* [Stored data]:

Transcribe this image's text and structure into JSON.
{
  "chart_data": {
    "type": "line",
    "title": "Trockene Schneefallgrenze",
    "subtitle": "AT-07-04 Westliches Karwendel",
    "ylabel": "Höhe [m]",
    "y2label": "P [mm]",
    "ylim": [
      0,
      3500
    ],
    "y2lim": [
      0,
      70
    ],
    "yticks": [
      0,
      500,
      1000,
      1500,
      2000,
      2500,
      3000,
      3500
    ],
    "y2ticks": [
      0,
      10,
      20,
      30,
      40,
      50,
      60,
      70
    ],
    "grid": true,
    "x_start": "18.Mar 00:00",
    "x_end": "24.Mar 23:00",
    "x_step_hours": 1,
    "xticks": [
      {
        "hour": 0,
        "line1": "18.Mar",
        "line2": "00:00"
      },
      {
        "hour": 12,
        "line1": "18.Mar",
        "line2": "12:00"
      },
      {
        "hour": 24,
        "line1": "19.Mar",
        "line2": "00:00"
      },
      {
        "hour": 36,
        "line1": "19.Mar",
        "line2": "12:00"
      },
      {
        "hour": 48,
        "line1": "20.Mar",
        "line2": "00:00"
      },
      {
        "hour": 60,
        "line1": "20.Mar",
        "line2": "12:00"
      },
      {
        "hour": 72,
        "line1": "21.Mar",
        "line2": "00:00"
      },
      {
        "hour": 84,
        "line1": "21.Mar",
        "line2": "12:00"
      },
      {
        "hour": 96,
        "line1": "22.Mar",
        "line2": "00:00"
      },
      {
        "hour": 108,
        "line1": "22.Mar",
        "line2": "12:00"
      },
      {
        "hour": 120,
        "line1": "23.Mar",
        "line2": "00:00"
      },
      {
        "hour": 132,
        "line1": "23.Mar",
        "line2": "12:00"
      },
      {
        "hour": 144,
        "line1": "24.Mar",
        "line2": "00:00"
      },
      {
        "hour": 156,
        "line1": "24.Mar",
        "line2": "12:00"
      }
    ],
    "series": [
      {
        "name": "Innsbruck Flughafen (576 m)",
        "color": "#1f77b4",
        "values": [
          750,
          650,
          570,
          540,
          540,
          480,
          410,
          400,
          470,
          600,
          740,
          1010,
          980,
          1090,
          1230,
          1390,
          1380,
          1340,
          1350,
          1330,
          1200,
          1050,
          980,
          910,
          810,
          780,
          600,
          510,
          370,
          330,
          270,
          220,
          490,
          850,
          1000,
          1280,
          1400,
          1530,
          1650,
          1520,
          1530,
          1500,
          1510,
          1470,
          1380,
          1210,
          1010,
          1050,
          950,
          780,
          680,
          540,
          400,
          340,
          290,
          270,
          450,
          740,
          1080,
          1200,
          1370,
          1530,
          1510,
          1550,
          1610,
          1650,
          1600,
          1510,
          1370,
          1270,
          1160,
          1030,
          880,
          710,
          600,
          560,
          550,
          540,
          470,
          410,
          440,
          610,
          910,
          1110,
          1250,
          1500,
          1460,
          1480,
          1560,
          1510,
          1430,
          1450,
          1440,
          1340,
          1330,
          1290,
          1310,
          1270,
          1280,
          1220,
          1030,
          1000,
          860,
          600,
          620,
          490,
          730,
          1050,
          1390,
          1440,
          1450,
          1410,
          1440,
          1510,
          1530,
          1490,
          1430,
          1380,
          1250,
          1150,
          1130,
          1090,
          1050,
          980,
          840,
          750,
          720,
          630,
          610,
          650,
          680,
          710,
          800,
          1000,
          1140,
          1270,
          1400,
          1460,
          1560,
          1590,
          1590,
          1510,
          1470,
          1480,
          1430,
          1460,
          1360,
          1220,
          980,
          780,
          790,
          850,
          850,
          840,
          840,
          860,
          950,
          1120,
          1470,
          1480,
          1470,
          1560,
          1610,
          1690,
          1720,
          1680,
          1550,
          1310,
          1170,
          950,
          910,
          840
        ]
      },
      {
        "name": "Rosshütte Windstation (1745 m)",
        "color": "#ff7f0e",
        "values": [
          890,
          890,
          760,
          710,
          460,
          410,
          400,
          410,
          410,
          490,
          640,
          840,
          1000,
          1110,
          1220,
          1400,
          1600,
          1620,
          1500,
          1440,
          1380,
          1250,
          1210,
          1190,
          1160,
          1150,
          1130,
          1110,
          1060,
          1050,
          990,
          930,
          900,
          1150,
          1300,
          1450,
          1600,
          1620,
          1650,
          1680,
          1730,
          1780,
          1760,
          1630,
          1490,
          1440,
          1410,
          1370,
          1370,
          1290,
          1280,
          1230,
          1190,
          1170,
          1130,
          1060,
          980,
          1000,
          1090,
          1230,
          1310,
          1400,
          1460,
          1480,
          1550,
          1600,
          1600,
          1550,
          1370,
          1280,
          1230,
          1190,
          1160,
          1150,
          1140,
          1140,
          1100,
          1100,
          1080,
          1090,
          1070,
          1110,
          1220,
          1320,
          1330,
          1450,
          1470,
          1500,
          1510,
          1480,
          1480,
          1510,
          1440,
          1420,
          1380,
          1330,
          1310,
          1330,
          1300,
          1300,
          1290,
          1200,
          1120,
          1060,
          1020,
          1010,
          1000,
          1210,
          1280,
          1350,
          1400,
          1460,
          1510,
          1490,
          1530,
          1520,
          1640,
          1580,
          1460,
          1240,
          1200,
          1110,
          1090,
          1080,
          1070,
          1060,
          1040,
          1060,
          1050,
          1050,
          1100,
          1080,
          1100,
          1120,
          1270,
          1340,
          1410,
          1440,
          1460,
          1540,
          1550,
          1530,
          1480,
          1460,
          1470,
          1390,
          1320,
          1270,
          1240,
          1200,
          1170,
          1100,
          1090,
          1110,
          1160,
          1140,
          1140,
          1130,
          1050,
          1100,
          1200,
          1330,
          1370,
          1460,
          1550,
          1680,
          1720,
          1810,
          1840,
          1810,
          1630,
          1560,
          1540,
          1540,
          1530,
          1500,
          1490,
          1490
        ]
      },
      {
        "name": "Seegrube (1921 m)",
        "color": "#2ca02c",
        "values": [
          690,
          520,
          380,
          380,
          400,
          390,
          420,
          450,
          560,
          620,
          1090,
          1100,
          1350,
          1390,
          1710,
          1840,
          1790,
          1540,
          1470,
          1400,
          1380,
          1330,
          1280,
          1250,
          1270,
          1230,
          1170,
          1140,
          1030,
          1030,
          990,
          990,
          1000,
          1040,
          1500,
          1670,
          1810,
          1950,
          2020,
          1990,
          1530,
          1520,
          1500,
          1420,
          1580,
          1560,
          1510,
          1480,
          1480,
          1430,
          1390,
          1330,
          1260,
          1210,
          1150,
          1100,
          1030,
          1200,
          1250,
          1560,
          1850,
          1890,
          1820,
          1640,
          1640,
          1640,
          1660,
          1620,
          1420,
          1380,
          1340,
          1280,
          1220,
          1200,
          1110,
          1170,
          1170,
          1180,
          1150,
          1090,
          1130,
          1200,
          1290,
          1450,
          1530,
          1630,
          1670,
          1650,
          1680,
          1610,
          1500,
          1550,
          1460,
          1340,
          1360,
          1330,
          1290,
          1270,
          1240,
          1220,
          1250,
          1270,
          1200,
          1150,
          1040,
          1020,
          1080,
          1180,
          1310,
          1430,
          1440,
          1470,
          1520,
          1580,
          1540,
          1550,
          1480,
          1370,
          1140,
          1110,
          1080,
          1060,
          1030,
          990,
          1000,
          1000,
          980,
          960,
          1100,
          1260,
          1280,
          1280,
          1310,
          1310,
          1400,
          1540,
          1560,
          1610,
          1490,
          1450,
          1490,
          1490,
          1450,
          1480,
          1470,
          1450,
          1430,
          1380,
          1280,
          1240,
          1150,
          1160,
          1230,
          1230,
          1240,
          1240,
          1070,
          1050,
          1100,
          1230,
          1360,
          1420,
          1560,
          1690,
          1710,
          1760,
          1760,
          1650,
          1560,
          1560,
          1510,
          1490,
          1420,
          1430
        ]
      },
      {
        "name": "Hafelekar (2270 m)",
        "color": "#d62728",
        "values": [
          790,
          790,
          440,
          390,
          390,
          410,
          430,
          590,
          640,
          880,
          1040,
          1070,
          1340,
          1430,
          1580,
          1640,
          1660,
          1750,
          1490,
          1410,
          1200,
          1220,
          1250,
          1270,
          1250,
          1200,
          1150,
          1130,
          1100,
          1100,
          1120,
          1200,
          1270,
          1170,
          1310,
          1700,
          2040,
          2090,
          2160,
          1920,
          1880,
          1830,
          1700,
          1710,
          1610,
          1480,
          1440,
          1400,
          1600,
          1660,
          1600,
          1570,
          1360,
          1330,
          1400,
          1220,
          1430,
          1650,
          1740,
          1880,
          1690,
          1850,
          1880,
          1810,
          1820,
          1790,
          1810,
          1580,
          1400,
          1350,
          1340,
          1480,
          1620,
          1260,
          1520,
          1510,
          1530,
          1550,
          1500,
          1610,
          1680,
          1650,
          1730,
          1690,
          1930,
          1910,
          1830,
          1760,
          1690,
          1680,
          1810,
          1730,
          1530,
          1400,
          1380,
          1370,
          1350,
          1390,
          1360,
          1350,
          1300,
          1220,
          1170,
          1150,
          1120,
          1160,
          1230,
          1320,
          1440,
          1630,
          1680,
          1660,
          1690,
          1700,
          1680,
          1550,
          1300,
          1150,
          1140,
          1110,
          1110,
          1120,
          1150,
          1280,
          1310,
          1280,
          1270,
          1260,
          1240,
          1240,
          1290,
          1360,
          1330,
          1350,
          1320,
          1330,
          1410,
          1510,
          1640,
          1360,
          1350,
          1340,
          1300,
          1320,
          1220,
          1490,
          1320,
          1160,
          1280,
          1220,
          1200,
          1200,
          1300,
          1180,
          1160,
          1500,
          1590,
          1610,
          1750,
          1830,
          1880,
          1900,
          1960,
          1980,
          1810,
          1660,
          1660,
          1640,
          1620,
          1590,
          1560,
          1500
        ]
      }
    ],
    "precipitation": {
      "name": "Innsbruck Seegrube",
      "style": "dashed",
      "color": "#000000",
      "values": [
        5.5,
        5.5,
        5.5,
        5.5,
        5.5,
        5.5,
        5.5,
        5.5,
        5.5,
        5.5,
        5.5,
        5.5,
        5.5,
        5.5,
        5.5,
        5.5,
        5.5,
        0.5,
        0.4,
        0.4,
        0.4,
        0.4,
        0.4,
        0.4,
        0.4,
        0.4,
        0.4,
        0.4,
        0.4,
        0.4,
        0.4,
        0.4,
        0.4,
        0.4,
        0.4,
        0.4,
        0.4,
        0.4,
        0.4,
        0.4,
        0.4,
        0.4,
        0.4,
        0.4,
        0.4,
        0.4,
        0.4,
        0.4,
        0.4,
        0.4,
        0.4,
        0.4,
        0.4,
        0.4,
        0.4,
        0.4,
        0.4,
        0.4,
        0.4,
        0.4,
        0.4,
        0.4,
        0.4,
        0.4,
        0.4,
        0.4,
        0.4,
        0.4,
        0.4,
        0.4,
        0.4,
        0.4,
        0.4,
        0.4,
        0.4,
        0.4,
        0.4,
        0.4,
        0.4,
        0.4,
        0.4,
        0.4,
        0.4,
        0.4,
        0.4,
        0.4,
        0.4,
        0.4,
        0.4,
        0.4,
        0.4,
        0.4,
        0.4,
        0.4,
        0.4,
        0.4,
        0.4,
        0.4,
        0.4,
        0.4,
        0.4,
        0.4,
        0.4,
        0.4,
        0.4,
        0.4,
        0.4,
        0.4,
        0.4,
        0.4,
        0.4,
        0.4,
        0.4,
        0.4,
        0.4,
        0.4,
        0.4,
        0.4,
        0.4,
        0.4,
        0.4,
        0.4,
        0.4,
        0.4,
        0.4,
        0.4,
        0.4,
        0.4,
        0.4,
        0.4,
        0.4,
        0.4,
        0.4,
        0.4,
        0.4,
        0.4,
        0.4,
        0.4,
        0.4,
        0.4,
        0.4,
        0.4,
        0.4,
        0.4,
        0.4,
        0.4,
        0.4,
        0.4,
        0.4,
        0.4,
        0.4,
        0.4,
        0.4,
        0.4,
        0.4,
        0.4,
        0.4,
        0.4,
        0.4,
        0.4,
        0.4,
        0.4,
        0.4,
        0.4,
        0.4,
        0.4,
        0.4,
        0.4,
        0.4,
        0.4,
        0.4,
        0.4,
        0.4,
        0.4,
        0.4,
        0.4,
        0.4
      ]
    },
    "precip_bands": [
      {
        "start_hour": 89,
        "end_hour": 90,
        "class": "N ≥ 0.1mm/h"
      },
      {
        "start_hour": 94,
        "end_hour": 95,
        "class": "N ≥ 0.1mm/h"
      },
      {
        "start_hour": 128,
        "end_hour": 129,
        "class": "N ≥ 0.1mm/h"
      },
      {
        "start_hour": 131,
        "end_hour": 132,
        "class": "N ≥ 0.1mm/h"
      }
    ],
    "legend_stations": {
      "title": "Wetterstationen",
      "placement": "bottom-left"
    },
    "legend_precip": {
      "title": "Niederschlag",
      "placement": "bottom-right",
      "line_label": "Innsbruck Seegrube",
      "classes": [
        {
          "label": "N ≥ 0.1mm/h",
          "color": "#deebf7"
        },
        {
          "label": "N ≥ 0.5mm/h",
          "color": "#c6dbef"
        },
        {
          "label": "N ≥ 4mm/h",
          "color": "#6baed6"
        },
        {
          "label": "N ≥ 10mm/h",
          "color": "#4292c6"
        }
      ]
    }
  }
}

* [What to do]: In how many lines does the word "placement" appear? Respond with the number alone.

* [Written answer]: 2